Records about charts and figures:
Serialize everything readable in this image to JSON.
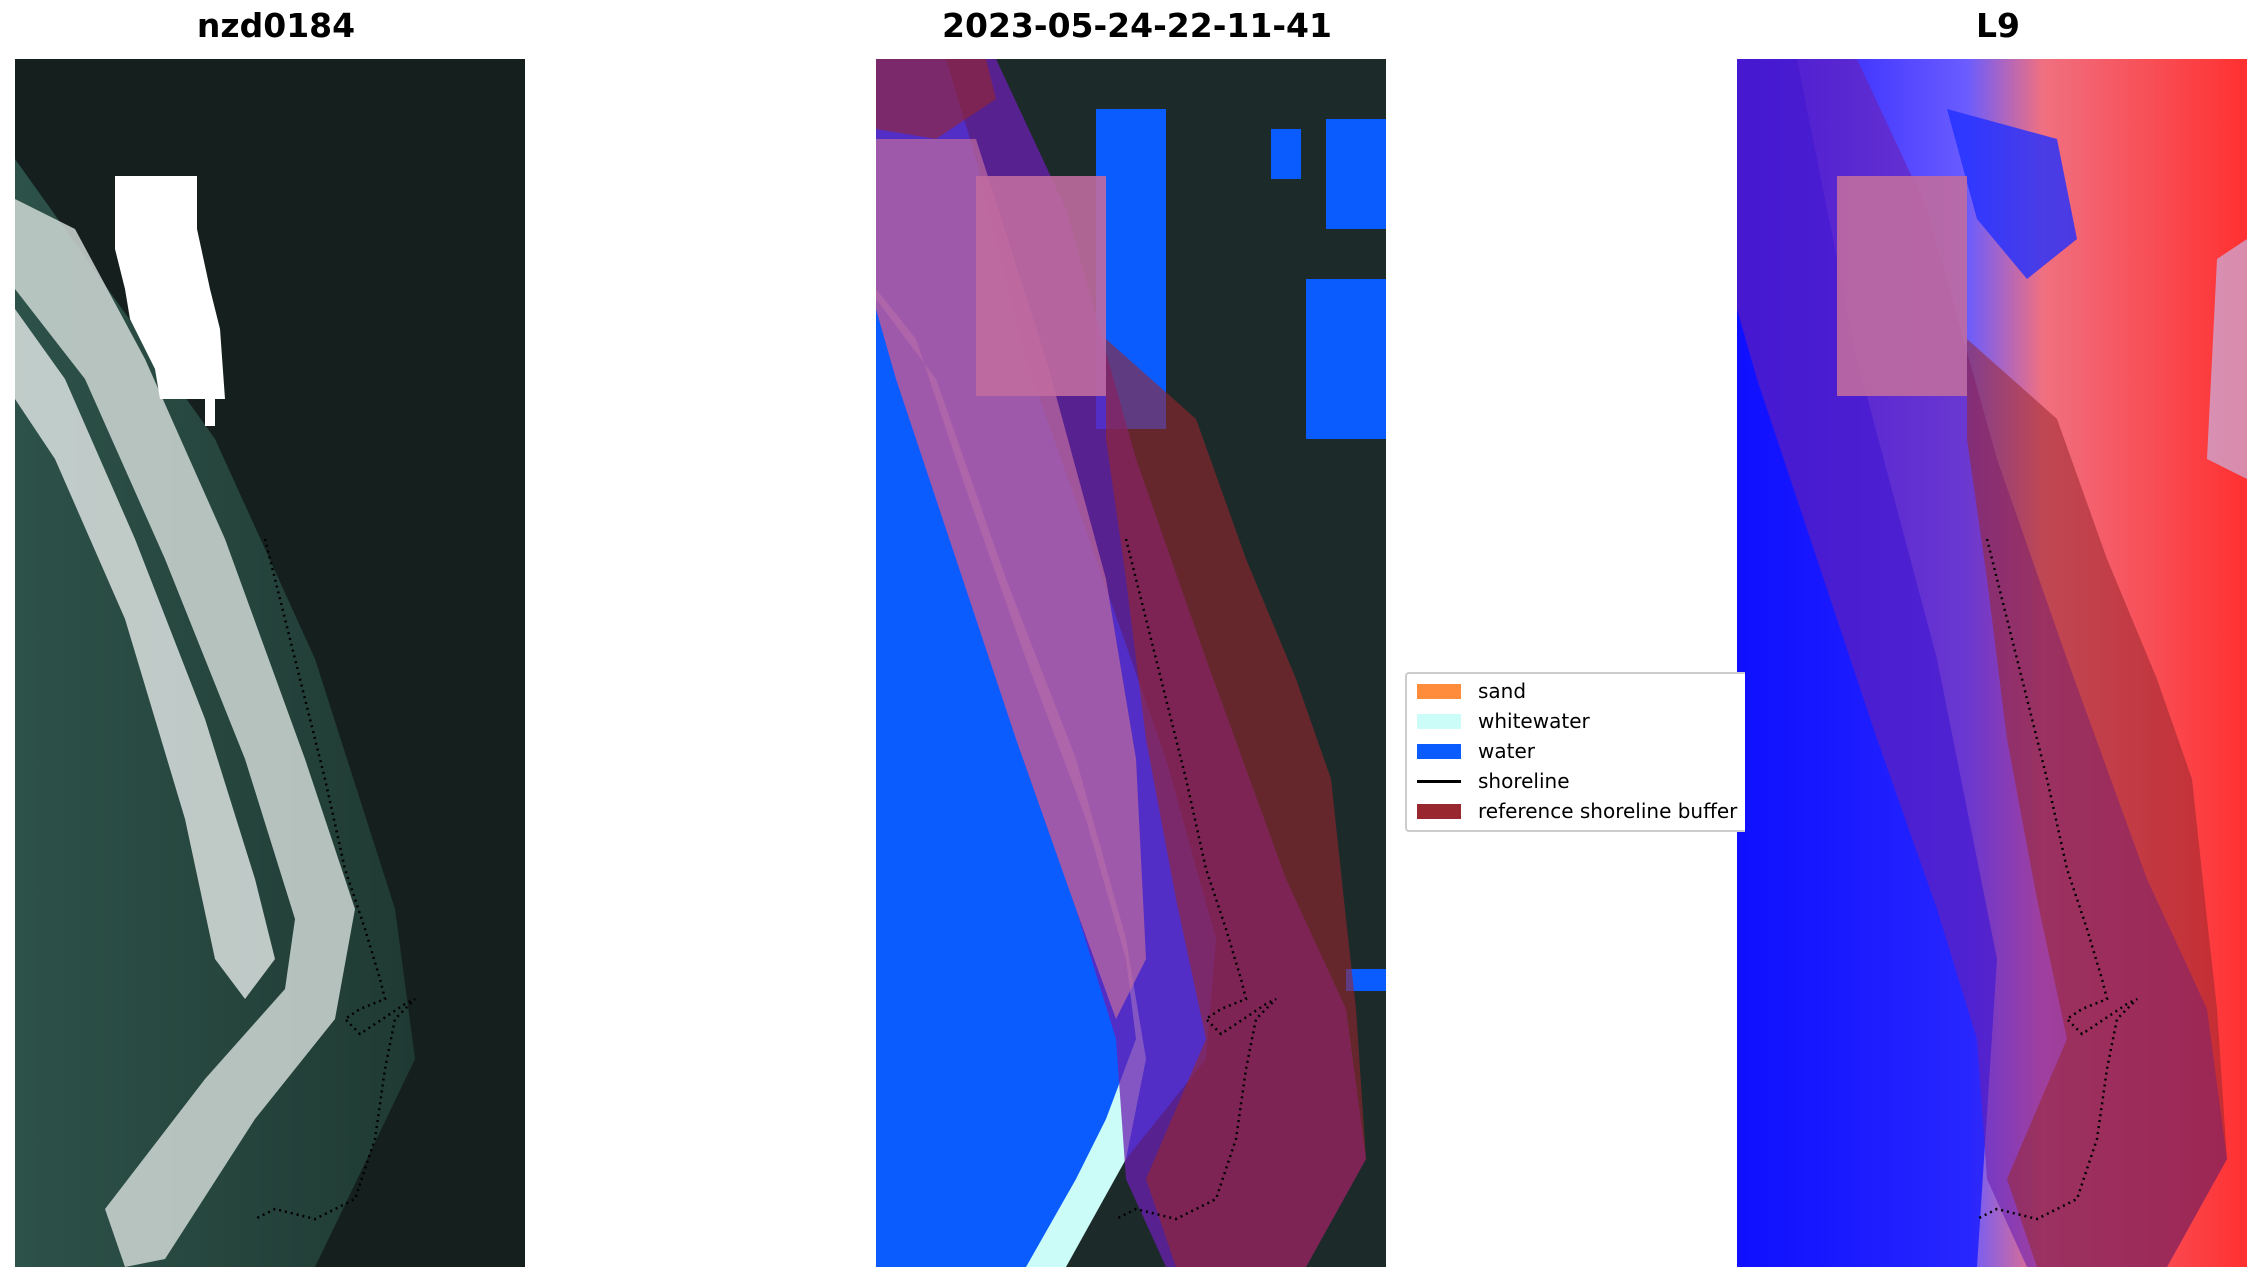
{
  "panels": [
    {
      "title": "nzd0184"
    },
    {
      "title": "2023-05-24-22-11-41"
    },
    {
      "title": "L9"
    }
  ],
  "legend": {
    "items": [
      {
        "label": "sand",
        "color": "#ff8c3a"
      },
      {
        "label": "whitewater",
        "color": "#ccfcf8"
      },
      {
        "label": "water",
        "color": "#0a5cff"
      },
      {
        "label": "shoreline",
        "color": "#000000"
      },
      {
        "label": "reference shoreline buffer",
        "color": "#98272f"
      }
    ]
  },
  "colors": {
    "buffer": "#98272f",
    "overlay_purple": "#6b1fb3",
    "sand_overlay": "#c06ca0"
  }
}
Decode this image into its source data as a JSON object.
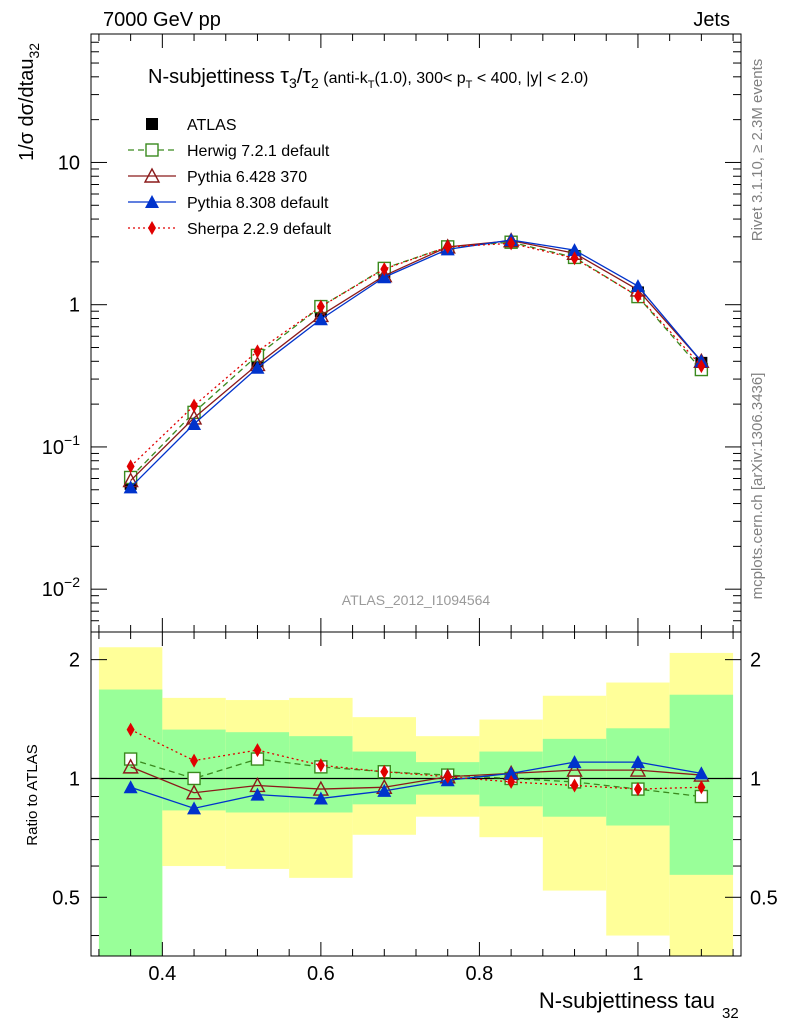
{
  "header": {
    "left": "7000 GeV pp",
    "right": "Jets"
  },
  "side": {
    "rivet": "Rivet 3.1.10, ≥ 2.3M events",
    "mcplots": "mcplots.cern.ch [arXiv:1306.3436]"
  },
  "chart_data": [
    {
      "type": "line",
      "title": "N-subjettiness τ₃/τ₂ (anti-k_T(1.0), 300< p_T < 400, |y| < 2.0)",
      "title_parts": {
        "lead": "N-subjettiness ",
        "tau": "τ",
        "sub3": "3",
        "slash": "/",
        "sub2": "2",
        "paren1": " (anti-k",
        "subT1": "T",
        "paren2": "(1.0), 300< p",
        "subT2": "T",
        "paren3": " < 400, |y| < 2.0)"
      },
      "ylabel": {
        "main": "1/σ dσ/dtau",
        "sub": "32"
      },
      "yscale": "log",
      "ylim": [
        0.005,
        80
      ],
      "xlim": [
        0.31,
        1.13
      ],
      "yticks": [
        {
          "value": 10,
          "label": "10"
        },
        {
          "value": 1,
          "label": "1"
        },
        {
          "value": 0.1,
          "label": "10",
          "exp": "−1"
        },
        {
          "value": 0.01,
          "label": "10",
          "exp": "−2"
        }
      ],
      "watermark": "ATLAS_2012_I1094564",
      "legend_position": "top-left",
      "x": [
        0.36,
        0.44,
        0.52,
        0.6,
        0.68,
        0.76,
        0.84,
        0.92,
        1.0,
        1.08
      ],
      "series": [
        {
          "name": "ATLAS",
          "color": "#000000",
          "marker": "square-filled",
          "style": "none",
          "values": [
            0.055,
            0.175,
            0.4,
            0.9,
            1.7,
            2.5,
            2.75,
            2.2,
            1.22,
            0.39
          ],
          "errors": [
            0.005,
            0.012,
            0.02,
            0.04,
            0.06,
            0.08,
            0.08,
            0.08,
            0.05,
            0.02
          ]
        },
        {
          "name": "Herwig 7.2.1 default",
          "color": "#3a8a1e",
          "marker": "square-open",
          "style": "dashed",
          "values": [
            0.061,
            0.175,
            0.44,
            0.97,
            1.8,
            2.55,
            2.75,
            2.15,
            1.14,
            0.35
          ]
        },
        {
          "name": "Pythia 6.428 370",
          "color": "#8b1a1a",
          "marker": "triangle-open",
          "style": "solid",
          "values": [
            0.058,
            0.16,
            0.38,
            0.84,
            1.6,
            2.55,
            2.82,
            2.3,
            1.27,
            0.4
          ]
        },
        {
          "name": "Pythia 8.308 default",
          "color": "#0033cc",
          "marker": "triangle-filled",
          "style": "solid",
          "values": [
            0.052,
            0.145,
            0.36,
            0.79,
            1.56,
            2.45,
            2.85,
            2.42,
            1.35,
            0.4
          ]
        },
        {
          "name": "Sherpa 2.2.9 default",
          "color": "#e00000",
          "marker": "diamond-filled",
          "style": "dotted",
          "values": [
            0.073,
            0.195,
            0.47,
            0.97,
            1.78,
            2.55,
            2.7,
            2.12,
            1.15,
            0.37
          ]
        }
      ]
    },
    {
      "type": "line",
      "ylabel": "Ratio to ATLAS",
      "xlabel": {
        "main": "N-subjettiness tau",
        "sub": "32"
      },
      "yscale": "log",
      "ylim": [
        0.355,
        2.35
      ],
      "xlim": [
        0.31,
        1.13
      ],
      "yticks": [
        {
          "value": 2,
          "label": "2"
        },
        {
          "value": 1,
          "label": "1"
        },
        {
          "value": 0.5,
          "label": "0.5"
        }
      ],
      "xticks": [
        {
          "value": 0.4,
          "label": "0.4"
        },
        {
          "value": 0.6,
          "label": "0.6"
        },
        {
          "value": 0.8,
          "label": "0.8"
        },
        {
          "value": 1.0,
          "label": "1"
        }
      ],
      "bands": [
        {
          "x0": 0.32,
          "x1": 0.4,
          "yellow": [
            0.35,
            2.15
          ],
          "green": [
            0.35,
            1.68
          ]
        },
        {
          "x0": 0.4,
          "x1": 0.48,
          "yellow": [
            0.6,
            1.6
          ],
          "green": [
            0.83,
            1.33
          ]
        },
        {
          "x0": 0.48,
          "x1": 0.56,
          "yellow": [
            0.59,
            1.58
          ],
          "green": [
            0.82,
            1.31
          ]
        },
        {
          "x0": 0.56,
          "x1": 0.64,
          "yellow": [
            0.56,
            1.6
          ],
          "green": [
            0.82,
            1.28
          ]
        },
        {
          "x0": 0.64,
          "x1": 0.72,
          "yellow": [
            0.72,
            1.43
          ],
          "green": [
            0.86,
            1.17
          ]
        },
        {
          "x0": 0.72,
          "x1": 0.8,
          "yellow": [
            0.8,
            1.28
          ],
          "green": [
            0.91,
            1.1
          ]
        },
        {
          "x0": 0.8,
          "x1": 0.88,
          "yellow": [
            0.71,
            1.41
          ],
          "green": [
            0.85,
            1.17
          ]
        },
        {
          "x0": 0.88,
          "x1": 0.96,
          "yellow": [
            0.52,
            1.62
          ],
          "green": [
            0.8,
            1.26
          ]
        },
        {
          "x0": 0.96,
          "x1": 1.04,
          "yellow": [
            0.4,
            1.75
          ],
          "green": [
            0.76,
            1.34
          ]
        },
        {
          "x0": 1.04,
          "x1": 1.12,
          "yellow": [
            0.35,
            2.08
          ],
          "green": [
            0.57,
            1.63
          ]
        }
      ],
      "x": [
        0.36,
        0.44,
        0.52,
        0.6,
        0.68,
        0.76,
        0.84,
        0.92,
        1.0,
        1.08
      ],
      "series": [
        {
          "name": "Herwig 7.2.1 default",
          "color": "#3a8a1e",
          "marker": "square-open",
          "style": "dashed",
          "values": [
            1.12,
            1.0,
            1.12,
            1.07,
            1.04,
            1.02,
            1.0,
            0.98,
            0.94,
            0.9
          ]
        },
        {
          "name": "Pythia 6.428 370",
          "color": "#8b1a1a",
          "marker": "triangle-open",
          "style": "solid",
          "values": [
            1.07,
            0.92,
            0.96,
            0.94,
            0.95,
            1.01,
            1.03,
            1.05,
            1.05,
            1.02
          ]
        },
        {
          "name": "Pythia 8.308 default",
          "color": "#0033cc",
          "marker": "triangle-filled",
          "style": "solid",
          "values": [
            0.95,
            0.84,
            0.91,
            0.89,
            0.93,
            0.99,
            1.03,
            1.1,
            1.1,
            1.03
          ]
        },
        {
          "name": "Sherpa 2.2.9 default",
          "color": "#e00000",
          "marker": "diamond-filled",
          "style": "dotted",
          "values": [
            1.33,
            1.11,
            1.18,
            1.08,
            1.04,
            1.01,
            0.98,
            0.96,
            0.94,
            0.95
          ]
        }
      ]
    }
  ]
}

• _Request_
Copy every line of the material in which the word "shoreline" occurs.

• _Expected answer_
        "label": "shoreline",
        "label": "reference shoreline buffer",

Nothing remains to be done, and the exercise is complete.